| The problem |
Present the following entries again, word for word and in full.
((
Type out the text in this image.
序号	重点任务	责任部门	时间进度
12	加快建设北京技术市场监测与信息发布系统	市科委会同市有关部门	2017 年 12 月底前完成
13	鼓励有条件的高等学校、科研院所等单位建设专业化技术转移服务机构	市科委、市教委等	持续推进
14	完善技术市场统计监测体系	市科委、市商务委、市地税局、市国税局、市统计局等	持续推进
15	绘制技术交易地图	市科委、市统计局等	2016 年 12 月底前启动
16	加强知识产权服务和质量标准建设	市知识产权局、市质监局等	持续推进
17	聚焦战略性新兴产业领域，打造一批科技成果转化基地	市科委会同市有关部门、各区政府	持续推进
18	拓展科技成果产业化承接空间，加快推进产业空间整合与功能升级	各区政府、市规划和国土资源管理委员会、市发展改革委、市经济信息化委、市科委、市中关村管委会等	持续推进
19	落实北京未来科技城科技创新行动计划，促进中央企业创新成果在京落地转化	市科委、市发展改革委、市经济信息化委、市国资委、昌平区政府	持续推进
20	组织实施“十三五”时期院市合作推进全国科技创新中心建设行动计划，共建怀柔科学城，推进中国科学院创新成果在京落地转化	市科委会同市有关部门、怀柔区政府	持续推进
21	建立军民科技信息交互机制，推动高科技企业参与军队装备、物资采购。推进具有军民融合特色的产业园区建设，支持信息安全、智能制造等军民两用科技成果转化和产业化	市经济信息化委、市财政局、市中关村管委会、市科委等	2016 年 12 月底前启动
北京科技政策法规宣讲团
))
| Task output |
Type out the text in this image.
序号	重点任务	责任部门	时间进度
12	加快建设北京技术市场监测与信息发布系统	市科委会同市有关部门	2017 年 12 月底前完成
13	鼓励有条件的高等学校、科研院所等单位建设专业化技术转移服务机构	市科委、市教委等	持续推进
14	完善技术市场统计监测体系	市科委、市商务委、市地税局、市国税局、市统计局等	持续推进
15	绘制技术交易地图	市科委、市统计局等	2016 年 12 月底前启动
16	加强知识产权服务和质量标准建设	市知识产权局、市质监局等	持续推进
17	聚焦战略性新兴产业领域，打造一批科技成果转化基地	市科委会同市有关部门、各区政府	持续推进
18	拓展科技成果产业化承接空间，加快推进产业空间整合与功能升级	各区政府、市规划和国土资源管理委员会、市发展改革委、市经济信息化委、市科委、市中关村管委会等	持续推进
19	落实北京未来科技城科技创新行动计划，促进中央企业创新成果在京落地转化	市科委、市发展改革委、市经济信息化委、市国资委、昌平区政府	持续推进
20	组织实施“十三五”时期院市合作推进全国科技创新中心建设行动计划，共建怀柔科学城，推进中国科学院创新成果在京落地转化	市科委会同市有关部门、怀柔区政府	持续推进
21	建立军民科技信息交互机制，推动高科技企业参与军队装备、物资采购。推进具有军民融合特色的产业园区建设，支持信息安全、智能制造等军民两用科技成果转化和产业化	市经济信息化委、市财政局、市中关村管委会、市科委等	2016 年 12 月底前启动
北京科技政策法规宣讲团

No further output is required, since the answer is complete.